Collection entries =
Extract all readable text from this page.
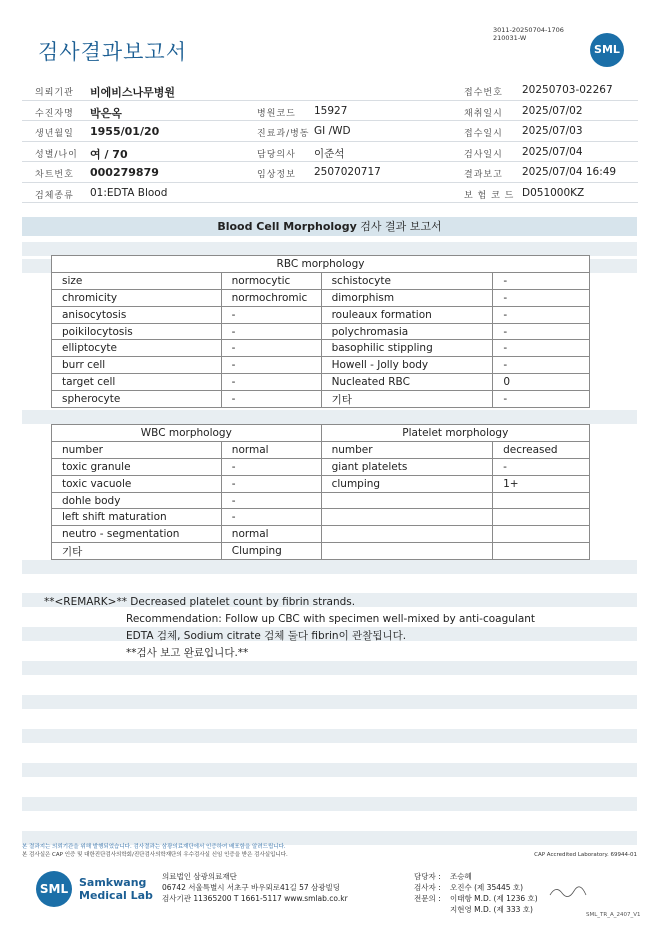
검사결과보고서
3011-20250704-1706
210031-W
SML
의뢰기관 비에비스나무병원	접수번호 20250703-02267
수진자명 박은옥	병원코드 15927	채취일시 2025/07/02
생년월일 1955/01/20	진료과/병동 GI /WD	접수일시 2025/07/03
성별/나이 여 / 70	담당의사 이준석	검사일시 2025/07/04
차트번호 000279879	임상정보 2507020717	결과보고 2025/07/04 16:49
검체종류 01:EDTA Blood	보 험 코 드 D051000KZ
Blood Cell Morphology 검사 결과 보고서
RBC morphology			
size	normocytic	schistocyte	-
chromicity	normochromic	dimorphism	-
anisocytosis	-	rouleaux formation	-
poikilocytosis	-	polychromasia	-
elliptocyte	-	basophilic stippling	-
burr cell	-	Howell - Jolly body	-
target cell	-	Nucleated RBC	0
spherocyte	-	기타	-
WBC morphology		Platelet morphology	
number	normal	number	decreased
toxic granule	-	giant platelets	-
toxic vacuole	-	clumping	1+
dohle body	-		
left shift maturation	-		
neutro - segmentation	normal		
기타	Clumping		
**<REMARK>** Decreased platelet count by fibrin strands.
Recommendation: Follow up CBC with specimen well-mixed by anti-coagulant
EDTA 검체, Sodium citrate 검체 둘다 fibrin이 관찰됩니다.
**검사 보고 완료입니다.**
본 결과지는 의뢰기관을 위해 발행되었습니다. 검사결과는 삼광의료재단에서 인증하여 배포함을 알려드립니다.
본 검사실은 CAP 인증 및 대한진단검사의학회/진단검사의학재단의 우수검사실 신임 인증을 받은 검사실입니다.	CAP Accredited Laboratory. 69944-01
SML Samkwang
Medical Lab
의료법인 삼광의료재단
06742 서울특별시 서초구 바우뫼로41길 57 삼광빌딩
검사기관 11365200 T 1661-5117 www.smlab.co.kr
담당자 : 조승혜
검사자 : 오진수 (제 35445 호)
전문의 : 이태항 M.D. (제 1236 호)
지현영 M.D. (제 333 호)
SML_TR_A_2407_V1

Job =
Repeat the listing verbatim. Skip the pictures.

The result =
Extract all readable text from this page.
검사결과보고서
3011-20250704-1706
210031-W
SML
의뢰기관 비에비스나무병원	접수번호 20250703-02267
수진자명 박은옥	병원코드 15927	채취일시 2025/07/02
생년월일 1955/01/20	진료과/병동 GI /WD	접수일시 2025/07/03
성별/나이 여 / 70	담당의사 이준석	검사일시 2025/07/04
차트번호 000279879	임상정보 2507020717	결과보고 2025/07/04 16:49
검체종류 01:EDTA Blood	보 험 코 드 D051000KZ
Blood Cell Morphology 검사 결과 보고서
RBC morphology			
size	normocytic	schistocyte	-
chromicity	normochromic	dimorphism	-
anisocytosis	-	rouleaux formation	-
poikilocytosis	-	polychromasia	-
elliptocyte	-	basophilic stippling	-
burr cell	-	Howell - Jolly body	-
target cell	-	Nucleated RBC	0
spherocyte	-	기타	-
WBC morphology		Platelet morphology	
number	normal	number	decreased
toxic granule	-	giant platelets	-
toxic vacuole	-	clumping	1+
dohle body	-		
left shift maturation	-		
neutro - segmentation	normal		
기타	Clumping		
**<REMARK>** Decreased platelet count by fibrin strands.
Recommendation: Follow up CBC with specimen well-mixed by anti-coagulant
EDTA 검체, Sodium citrate 검체 둘다 fibrin이 관찰됩니다.
**검사 보고 완료입니다.**
본 결과지는 의뢰기관을 위해 발행되었습니다. 검사결과는 삼광의료재단에서 인증하여 배포함을 알려드립니다.
본 검사실은 CAP 인증 및 대한진단검사의학회/진단검사의학재단의 우수검사실 신임 인증을 받은 검사실입니다.	CAP Accredited Laboratory. 69944-01
SML Samkwang
Medical Lab
의료법인 삼광의료재단
06742 서울특별시 서초구 바우뫼로41길 57 삼광빌딩
검사기관 11365200 T 1661-5117 www.smlab.co.kr
담당자 : 조승혜
검사자 : 오진수 (제 35445 호)
전문의 : 이태항 M.D. (제 1236 호)
지현영 M.D. (제 333 호)
SML_TR_A_2407_V1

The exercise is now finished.